• Records for this task:

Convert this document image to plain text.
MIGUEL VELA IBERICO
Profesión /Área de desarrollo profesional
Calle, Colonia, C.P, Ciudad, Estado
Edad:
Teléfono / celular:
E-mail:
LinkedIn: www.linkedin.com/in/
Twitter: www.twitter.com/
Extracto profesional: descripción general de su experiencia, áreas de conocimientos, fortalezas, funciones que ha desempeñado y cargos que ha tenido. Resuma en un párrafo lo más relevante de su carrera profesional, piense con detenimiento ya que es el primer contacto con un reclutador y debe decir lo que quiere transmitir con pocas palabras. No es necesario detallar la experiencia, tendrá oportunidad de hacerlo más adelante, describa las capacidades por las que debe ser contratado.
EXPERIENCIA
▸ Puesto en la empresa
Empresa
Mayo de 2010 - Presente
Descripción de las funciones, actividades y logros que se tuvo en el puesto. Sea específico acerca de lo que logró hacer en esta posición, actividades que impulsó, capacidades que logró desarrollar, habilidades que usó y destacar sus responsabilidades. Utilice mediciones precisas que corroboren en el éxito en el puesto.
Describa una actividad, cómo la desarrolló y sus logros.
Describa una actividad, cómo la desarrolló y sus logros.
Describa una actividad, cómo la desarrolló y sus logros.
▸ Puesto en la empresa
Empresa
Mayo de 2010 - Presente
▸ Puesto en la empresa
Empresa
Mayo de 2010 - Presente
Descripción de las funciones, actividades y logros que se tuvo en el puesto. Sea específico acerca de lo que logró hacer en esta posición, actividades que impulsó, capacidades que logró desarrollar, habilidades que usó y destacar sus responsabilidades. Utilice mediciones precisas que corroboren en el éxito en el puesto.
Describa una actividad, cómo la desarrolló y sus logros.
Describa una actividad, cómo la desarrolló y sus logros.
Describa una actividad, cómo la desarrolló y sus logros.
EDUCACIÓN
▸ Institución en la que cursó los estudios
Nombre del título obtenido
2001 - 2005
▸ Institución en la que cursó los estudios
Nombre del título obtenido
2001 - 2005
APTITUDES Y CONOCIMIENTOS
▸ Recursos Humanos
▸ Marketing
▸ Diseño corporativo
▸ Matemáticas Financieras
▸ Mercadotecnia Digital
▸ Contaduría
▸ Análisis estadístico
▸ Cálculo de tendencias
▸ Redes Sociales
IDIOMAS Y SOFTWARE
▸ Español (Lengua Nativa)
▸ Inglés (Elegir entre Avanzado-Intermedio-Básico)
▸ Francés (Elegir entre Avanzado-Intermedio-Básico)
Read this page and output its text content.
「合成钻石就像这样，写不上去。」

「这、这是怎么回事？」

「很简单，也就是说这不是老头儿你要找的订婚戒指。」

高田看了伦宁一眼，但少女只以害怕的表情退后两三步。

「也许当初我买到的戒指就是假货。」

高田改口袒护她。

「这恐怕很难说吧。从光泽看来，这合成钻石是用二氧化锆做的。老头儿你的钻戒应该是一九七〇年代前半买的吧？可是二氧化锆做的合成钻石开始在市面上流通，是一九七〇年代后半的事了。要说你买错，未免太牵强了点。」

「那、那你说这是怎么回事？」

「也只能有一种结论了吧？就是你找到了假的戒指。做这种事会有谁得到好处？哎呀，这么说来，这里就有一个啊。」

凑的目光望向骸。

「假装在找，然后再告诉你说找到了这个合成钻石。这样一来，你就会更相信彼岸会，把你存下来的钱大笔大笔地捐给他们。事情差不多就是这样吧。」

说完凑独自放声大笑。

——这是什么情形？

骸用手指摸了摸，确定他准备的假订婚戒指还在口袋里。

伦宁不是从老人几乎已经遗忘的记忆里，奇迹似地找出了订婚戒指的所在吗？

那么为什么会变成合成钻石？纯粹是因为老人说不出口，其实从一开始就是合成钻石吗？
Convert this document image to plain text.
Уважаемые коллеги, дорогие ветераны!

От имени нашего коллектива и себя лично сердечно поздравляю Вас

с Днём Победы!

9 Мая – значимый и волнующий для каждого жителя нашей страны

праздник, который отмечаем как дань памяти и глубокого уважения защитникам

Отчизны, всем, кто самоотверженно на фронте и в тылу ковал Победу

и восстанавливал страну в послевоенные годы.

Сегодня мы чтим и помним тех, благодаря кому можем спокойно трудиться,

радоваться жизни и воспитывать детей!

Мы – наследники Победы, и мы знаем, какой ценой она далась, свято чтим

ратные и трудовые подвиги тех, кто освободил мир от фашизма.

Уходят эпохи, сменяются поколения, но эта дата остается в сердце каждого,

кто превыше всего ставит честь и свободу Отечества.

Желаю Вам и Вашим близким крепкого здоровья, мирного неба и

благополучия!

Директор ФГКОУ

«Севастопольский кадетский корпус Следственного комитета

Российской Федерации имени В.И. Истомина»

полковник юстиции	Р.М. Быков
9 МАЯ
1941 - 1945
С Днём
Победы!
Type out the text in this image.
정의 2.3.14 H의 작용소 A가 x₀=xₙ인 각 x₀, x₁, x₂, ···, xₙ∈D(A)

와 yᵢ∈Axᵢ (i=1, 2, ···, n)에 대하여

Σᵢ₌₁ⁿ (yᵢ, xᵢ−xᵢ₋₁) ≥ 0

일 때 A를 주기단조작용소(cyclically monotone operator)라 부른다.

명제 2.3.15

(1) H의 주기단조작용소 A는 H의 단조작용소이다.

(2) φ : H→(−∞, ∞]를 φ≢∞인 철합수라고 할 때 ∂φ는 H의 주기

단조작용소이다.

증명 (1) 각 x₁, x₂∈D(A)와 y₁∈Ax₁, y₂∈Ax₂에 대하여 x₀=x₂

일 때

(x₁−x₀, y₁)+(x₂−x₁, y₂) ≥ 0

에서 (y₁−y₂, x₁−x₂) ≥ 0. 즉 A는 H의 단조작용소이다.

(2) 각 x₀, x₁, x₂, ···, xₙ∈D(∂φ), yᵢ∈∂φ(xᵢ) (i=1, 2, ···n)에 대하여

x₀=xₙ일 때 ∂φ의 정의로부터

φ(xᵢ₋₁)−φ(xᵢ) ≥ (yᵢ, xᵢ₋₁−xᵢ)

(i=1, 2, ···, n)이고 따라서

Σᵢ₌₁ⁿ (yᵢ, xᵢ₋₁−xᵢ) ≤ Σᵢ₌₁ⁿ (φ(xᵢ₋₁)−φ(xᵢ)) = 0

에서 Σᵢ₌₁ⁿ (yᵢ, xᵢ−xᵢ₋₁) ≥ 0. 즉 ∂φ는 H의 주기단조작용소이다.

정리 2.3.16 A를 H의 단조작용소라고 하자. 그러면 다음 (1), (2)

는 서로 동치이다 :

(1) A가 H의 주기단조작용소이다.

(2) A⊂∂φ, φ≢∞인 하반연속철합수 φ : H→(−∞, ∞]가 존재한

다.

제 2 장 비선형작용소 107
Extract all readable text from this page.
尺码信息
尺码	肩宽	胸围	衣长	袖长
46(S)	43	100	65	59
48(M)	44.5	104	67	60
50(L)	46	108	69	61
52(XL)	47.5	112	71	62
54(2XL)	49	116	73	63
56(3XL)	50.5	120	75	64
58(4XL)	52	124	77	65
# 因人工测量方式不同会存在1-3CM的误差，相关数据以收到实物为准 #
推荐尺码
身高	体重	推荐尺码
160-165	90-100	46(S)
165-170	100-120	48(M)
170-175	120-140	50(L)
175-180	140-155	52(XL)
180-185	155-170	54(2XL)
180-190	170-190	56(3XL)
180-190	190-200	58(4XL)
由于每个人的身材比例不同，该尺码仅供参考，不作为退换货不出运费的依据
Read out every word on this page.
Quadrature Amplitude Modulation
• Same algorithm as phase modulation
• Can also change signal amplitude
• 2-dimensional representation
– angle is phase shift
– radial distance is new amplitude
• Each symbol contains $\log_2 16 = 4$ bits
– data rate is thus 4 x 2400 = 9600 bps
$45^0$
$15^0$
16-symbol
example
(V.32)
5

• Stated exercise:
Return exactly the lines from the one containing "Extract all readable text from this page." to the last line of the data, and nothing more.

• Output for this exercise:
Extract all readable text from this page.
尺码信息
尺码	肩宽	胸围	衣长	袖长
46(S)	43	100	65	59
48(M)	44.5	104	67	60
50(L)	46	108	69	61
52(XL)	47.5	112	71	62
54(2XL)	49	116	73	63
56(3XL)	50.5	120	75	64
58(4XL)	52	124	77	65
# 因人工测量方式不同会存在1-3CM的误差，相关数据以收到实物为准 #
推荐尺码
身高	体重	推荐尺码
160-165	90-100	46(S)
165-170	100-120	48(M)
170-175	120-140	50(L)
175-180	140-155	52(XL)
180-185	155-170	54(2XL)
180-190	170-190	56(3XL)
180-190	190-200	58(4XL)
由于每个人的身材比例不同，该尺码仅供参考，不作为退换货不出运费的依据
Read out every word on this page.
Quadrature Amplitude Modulation
• Same algorithm as phase modulation
• Can also change signal amplitude
• 2-dimensional representation
– angle is phase shift
– radial distance is new amplitude
• Each symbol contains $\log_2 16 = 4$ bits
– data rate is thus 4 x 2400 = 9600 bps
$45^0$
$15^0$
16-symbol
example
(V.32)
5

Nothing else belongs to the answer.